#### Problem details
Set out each line from the following listing that includes the word "رأيت".

#### Dataset records
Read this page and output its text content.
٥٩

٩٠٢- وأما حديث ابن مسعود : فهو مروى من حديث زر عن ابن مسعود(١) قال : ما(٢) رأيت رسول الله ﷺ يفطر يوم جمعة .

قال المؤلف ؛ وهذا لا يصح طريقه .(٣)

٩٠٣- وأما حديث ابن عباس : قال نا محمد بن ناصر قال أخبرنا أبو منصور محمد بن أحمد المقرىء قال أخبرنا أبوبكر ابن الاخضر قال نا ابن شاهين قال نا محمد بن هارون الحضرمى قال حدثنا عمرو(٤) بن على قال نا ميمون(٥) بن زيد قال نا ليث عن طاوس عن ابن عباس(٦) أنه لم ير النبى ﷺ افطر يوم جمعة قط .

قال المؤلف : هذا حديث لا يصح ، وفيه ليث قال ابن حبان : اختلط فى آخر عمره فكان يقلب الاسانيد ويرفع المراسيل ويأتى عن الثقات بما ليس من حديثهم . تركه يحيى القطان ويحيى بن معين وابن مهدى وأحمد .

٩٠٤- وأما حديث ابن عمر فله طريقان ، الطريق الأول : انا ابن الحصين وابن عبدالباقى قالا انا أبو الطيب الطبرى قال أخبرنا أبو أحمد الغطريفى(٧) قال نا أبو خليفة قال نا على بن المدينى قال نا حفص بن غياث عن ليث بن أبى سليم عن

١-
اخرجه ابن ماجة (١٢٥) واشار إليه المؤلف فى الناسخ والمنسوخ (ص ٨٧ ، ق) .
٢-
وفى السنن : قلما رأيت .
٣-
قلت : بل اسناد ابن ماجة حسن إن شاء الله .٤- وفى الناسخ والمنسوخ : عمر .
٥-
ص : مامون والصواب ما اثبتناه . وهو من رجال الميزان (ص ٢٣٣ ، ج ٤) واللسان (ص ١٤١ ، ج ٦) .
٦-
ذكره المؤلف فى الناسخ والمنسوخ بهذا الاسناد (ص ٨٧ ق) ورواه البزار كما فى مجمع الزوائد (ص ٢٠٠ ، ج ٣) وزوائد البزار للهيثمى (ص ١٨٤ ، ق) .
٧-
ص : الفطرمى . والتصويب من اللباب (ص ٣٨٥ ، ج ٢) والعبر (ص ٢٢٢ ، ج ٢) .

#### Complete output
٩٠٢- وأما حديث ابن مسعود : فهو مروى من حديث زر عن ابن مسعود(١) قال : ما(٢) رأيت رسول الله ﷺ يفطر يوم جمعة .
وفى السنن : قلما رأيت .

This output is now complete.